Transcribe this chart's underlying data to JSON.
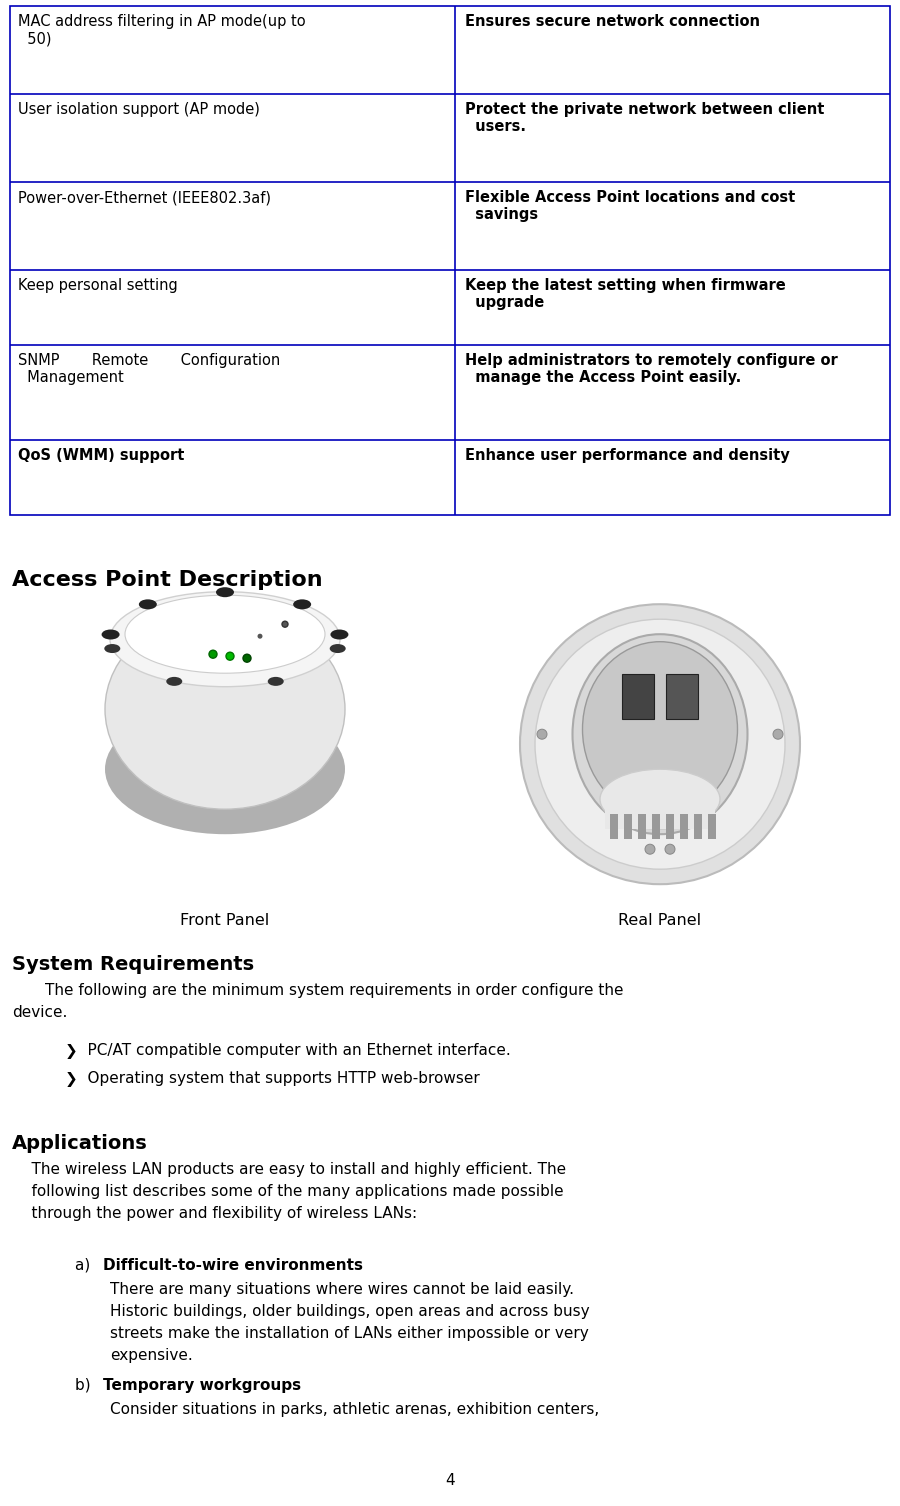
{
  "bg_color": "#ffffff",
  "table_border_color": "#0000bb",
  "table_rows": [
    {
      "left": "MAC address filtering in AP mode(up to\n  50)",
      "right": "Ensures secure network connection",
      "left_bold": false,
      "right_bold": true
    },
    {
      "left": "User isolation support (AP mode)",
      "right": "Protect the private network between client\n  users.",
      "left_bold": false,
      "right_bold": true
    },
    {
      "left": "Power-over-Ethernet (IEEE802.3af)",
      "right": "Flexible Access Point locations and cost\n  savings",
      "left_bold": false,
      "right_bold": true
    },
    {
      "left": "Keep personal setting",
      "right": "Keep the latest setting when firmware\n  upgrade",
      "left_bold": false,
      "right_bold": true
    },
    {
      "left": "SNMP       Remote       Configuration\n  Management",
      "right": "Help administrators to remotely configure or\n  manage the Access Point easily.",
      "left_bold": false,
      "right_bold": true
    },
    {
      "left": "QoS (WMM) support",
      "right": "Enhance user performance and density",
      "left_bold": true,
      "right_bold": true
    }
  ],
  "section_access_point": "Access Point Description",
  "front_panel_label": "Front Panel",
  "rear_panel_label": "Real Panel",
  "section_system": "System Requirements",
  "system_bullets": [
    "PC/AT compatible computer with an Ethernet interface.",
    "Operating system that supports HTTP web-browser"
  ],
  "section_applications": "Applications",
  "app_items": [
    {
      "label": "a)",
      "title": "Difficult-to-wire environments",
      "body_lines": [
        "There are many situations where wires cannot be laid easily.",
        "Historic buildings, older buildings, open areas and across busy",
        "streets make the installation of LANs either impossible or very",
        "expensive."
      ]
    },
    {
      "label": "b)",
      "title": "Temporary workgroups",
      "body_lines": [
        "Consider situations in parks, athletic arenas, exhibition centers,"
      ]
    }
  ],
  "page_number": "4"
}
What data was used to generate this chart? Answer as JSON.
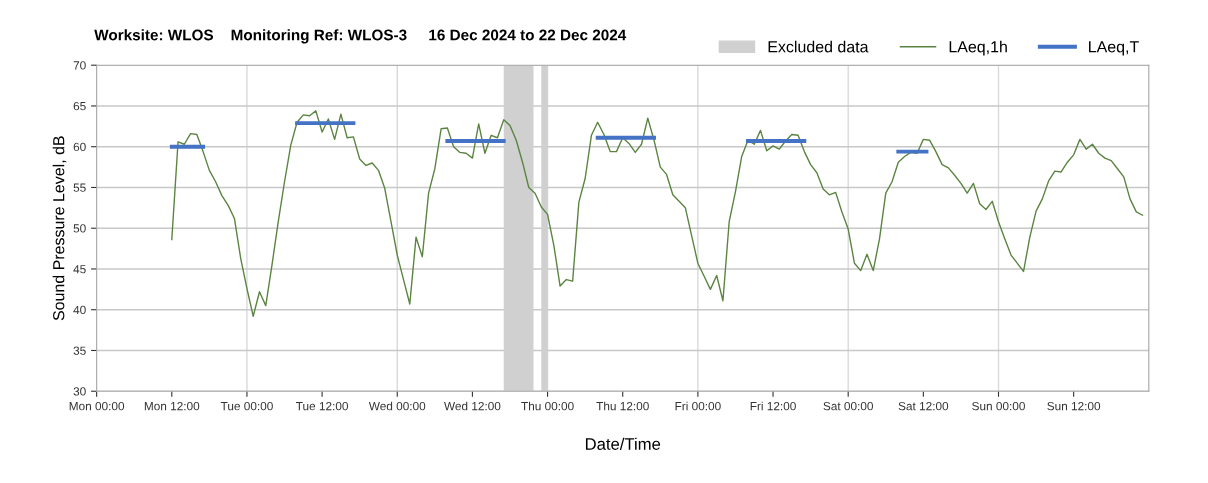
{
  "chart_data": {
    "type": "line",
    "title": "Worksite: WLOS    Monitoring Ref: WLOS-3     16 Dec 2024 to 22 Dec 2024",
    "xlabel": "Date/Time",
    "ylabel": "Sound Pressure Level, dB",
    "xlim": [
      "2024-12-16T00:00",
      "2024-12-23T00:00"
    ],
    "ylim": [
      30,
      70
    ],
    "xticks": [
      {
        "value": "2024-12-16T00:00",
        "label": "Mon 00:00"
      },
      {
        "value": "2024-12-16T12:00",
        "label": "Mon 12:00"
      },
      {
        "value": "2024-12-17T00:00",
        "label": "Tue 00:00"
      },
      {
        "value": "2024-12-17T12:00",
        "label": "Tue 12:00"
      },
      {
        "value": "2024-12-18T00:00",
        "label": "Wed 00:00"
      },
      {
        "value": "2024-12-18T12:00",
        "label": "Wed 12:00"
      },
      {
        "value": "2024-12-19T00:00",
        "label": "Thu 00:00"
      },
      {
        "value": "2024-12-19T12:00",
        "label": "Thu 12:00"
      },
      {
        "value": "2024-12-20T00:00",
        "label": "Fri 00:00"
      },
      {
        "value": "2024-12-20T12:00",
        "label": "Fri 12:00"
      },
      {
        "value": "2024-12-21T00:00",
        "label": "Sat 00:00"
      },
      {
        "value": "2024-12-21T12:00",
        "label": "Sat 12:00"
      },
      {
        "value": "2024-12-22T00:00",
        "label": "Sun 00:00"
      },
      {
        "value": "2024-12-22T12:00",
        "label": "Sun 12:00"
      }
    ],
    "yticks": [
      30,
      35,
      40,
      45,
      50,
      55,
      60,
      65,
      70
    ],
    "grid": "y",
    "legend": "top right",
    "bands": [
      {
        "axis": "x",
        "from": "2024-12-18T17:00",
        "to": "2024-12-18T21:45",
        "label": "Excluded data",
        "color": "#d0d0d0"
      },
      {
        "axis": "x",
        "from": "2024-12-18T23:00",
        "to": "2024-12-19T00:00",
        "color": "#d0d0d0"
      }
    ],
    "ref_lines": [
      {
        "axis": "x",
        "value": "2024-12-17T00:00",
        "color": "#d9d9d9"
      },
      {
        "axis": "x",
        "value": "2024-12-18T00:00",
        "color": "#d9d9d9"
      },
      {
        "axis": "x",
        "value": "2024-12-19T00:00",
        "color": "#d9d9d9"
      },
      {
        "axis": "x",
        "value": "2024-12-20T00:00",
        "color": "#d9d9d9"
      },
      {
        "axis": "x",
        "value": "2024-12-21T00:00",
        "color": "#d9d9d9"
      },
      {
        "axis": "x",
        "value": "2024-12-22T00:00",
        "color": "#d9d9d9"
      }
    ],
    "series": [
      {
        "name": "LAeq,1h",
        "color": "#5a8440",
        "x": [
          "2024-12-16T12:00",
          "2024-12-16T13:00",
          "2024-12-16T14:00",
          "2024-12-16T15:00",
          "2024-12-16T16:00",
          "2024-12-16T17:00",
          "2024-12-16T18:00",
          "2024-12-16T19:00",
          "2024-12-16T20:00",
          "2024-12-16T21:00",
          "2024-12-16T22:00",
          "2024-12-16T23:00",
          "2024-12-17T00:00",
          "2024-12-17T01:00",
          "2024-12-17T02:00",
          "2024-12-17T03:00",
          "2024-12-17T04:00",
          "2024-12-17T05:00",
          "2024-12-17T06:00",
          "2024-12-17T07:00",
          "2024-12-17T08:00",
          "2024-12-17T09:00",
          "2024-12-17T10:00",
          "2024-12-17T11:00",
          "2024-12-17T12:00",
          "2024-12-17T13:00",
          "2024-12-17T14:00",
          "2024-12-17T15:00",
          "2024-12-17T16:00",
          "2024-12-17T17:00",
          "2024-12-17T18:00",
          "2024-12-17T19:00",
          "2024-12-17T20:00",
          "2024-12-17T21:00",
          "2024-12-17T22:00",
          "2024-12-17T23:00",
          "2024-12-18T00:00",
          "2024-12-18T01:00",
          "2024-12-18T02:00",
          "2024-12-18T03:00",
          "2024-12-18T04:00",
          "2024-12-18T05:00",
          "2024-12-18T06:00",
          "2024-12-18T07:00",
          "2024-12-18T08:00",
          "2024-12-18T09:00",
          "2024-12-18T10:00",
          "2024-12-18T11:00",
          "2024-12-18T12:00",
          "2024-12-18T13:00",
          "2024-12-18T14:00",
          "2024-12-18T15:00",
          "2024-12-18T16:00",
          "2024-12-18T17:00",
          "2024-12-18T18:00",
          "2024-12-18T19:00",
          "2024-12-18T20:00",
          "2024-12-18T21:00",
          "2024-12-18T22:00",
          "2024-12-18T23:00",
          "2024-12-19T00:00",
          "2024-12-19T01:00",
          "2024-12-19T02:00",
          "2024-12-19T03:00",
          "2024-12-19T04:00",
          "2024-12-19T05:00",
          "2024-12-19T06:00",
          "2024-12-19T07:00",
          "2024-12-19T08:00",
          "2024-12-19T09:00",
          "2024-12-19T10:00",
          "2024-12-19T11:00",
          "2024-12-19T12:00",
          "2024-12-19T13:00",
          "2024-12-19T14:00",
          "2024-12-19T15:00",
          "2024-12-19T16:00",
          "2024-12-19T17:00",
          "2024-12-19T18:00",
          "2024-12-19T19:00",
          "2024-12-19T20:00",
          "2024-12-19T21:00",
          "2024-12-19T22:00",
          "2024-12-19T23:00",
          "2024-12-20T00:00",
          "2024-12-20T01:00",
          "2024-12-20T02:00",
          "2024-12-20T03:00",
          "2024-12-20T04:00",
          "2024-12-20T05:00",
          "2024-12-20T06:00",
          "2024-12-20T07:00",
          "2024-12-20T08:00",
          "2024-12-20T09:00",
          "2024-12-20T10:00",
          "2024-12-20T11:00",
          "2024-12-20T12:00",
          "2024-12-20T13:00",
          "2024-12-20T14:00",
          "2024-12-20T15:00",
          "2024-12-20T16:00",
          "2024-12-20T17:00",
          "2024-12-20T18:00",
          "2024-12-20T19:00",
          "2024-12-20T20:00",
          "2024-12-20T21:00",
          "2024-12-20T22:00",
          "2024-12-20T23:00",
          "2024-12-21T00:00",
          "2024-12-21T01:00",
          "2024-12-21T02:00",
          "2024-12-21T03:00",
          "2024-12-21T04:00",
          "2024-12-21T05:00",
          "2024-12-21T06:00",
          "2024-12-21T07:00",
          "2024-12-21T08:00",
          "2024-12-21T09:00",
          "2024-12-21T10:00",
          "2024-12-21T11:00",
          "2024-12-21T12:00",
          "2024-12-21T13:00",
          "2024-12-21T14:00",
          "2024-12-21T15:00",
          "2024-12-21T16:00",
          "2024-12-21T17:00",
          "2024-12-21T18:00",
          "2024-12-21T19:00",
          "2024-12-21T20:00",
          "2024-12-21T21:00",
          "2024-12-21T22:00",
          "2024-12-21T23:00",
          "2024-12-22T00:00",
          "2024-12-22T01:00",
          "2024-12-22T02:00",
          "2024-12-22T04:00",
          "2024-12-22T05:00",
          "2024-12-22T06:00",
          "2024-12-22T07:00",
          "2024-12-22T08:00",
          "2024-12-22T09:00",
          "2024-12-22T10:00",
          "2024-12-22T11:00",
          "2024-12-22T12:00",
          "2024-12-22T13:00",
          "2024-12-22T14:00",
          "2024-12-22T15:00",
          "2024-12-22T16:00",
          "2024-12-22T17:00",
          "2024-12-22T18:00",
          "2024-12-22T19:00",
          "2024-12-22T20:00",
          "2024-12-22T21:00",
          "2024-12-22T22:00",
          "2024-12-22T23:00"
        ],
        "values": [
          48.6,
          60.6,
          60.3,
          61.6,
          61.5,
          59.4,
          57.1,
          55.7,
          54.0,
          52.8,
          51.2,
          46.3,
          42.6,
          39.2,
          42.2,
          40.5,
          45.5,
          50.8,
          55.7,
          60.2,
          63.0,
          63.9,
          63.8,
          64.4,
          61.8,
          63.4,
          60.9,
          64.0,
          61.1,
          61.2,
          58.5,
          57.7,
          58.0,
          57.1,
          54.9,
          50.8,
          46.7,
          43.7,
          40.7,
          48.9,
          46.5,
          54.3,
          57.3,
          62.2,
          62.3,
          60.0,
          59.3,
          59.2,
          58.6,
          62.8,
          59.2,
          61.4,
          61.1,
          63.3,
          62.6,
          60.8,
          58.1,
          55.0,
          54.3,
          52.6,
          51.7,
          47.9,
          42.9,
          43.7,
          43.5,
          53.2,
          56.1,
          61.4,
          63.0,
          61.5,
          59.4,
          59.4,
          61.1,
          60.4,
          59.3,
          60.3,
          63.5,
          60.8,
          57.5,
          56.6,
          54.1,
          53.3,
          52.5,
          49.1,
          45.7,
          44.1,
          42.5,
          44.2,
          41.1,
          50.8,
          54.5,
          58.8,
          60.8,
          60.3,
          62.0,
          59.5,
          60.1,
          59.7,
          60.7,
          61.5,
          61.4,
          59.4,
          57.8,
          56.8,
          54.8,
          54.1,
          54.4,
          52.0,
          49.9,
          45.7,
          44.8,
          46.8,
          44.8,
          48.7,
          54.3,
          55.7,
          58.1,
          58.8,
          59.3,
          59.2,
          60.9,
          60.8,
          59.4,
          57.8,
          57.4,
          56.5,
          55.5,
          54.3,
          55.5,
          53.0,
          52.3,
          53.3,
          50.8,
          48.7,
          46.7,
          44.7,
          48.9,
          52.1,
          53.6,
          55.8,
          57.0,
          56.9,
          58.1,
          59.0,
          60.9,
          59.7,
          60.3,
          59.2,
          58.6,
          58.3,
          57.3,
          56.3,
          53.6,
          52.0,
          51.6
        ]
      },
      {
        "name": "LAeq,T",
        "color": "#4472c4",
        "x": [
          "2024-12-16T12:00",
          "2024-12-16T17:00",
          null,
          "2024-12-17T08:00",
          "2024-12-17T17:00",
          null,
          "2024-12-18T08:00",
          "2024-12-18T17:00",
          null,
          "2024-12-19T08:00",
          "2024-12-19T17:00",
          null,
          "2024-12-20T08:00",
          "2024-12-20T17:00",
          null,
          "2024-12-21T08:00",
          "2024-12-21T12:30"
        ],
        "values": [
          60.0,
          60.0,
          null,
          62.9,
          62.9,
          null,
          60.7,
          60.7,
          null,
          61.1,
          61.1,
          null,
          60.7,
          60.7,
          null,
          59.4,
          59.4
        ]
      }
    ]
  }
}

Task requirements: Make a copy of each line that contains the string "situations".

Result of this exercise:
        "There are many situations where wires cannot be laid easily.",
        "Consider situations in parks, athletic arenas, exhibition centers,"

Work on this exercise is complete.